Gather each line in the entries that includes the string "自从来到回龙镇".

# DATA EXTRACT
▼▼▼
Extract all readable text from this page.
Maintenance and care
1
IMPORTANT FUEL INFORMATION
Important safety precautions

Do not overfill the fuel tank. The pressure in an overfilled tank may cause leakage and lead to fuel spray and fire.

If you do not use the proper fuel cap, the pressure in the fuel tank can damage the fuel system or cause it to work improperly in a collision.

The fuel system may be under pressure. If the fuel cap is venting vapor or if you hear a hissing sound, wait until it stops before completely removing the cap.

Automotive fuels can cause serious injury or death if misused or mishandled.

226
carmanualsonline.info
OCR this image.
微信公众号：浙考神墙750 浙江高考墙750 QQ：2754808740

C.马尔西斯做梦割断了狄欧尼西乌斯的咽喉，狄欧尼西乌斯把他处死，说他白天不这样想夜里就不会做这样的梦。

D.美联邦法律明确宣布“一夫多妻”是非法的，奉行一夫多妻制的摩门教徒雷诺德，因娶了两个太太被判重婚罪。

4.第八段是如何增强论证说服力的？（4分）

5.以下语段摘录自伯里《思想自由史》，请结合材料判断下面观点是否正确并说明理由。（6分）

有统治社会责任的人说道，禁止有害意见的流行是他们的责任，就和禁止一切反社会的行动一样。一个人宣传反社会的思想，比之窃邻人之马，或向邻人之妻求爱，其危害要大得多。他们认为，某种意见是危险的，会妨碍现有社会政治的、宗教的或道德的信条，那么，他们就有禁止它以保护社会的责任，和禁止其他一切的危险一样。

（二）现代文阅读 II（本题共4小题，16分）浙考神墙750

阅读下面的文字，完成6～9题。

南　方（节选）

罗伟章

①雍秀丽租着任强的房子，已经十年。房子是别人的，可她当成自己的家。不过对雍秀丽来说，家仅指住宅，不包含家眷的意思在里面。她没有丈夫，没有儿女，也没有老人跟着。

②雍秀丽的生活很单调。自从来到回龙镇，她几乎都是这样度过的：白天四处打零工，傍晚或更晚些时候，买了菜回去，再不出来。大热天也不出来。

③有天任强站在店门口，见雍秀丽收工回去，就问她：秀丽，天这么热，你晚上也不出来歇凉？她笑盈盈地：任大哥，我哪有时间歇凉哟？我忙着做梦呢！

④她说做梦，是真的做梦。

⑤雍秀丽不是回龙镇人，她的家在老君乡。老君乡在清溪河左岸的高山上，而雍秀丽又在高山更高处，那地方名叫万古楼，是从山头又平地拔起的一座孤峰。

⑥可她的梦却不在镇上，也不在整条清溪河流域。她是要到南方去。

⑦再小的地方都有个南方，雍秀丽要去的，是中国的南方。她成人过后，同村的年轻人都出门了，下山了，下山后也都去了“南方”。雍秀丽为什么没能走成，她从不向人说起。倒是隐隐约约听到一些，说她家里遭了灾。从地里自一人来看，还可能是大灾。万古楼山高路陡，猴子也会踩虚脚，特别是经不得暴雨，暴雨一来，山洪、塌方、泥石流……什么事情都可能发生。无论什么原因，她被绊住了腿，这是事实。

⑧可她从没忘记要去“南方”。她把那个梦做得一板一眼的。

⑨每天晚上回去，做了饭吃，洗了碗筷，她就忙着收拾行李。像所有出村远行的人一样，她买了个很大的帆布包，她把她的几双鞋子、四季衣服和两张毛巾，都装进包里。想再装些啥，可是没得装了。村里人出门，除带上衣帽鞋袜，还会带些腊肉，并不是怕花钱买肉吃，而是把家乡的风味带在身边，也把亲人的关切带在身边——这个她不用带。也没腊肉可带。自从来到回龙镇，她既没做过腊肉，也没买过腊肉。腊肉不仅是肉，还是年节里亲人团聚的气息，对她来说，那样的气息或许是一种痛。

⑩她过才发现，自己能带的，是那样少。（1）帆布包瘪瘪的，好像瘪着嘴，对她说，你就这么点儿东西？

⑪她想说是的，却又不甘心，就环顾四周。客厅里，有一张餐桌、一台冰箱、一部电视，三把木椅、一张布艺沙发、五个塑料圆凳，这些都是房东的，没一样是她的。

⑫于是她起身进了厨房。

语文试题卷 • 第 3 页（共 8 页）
▲▲▲
# TASK RESULT
②雍秀丽的生活很单调。自从来到回龙镇，她几乎都是这样度过的：白天四处打零工，傍晚或更晚些时候，买了菜回去，再不出来。大热天也不出来。
⑨每天晚上回去，做了饭吃，洗了碗筷，她就忙着收拾行李。像所有出村远行的人一样，她买了个很大的帆布包，她把她的几双鞋子、四季衣服和两张毛巾，都装进包里。想再装些啥，可是没得装了。村里人出门，除带上衣帽鞋袜，还会带些腊肉，并不是怕花钱买肉吃，而是把家乡的风味带在身边，也把亲人的关切带在身边——这个她不用带。也没腊肉可带。自从来到回龙镇，她既没做过腊肉，也没买过腊肉。腊肉不仅是肉，还是年节里亲人团聚的气息，对她来说，那样的气息或许是一种痛。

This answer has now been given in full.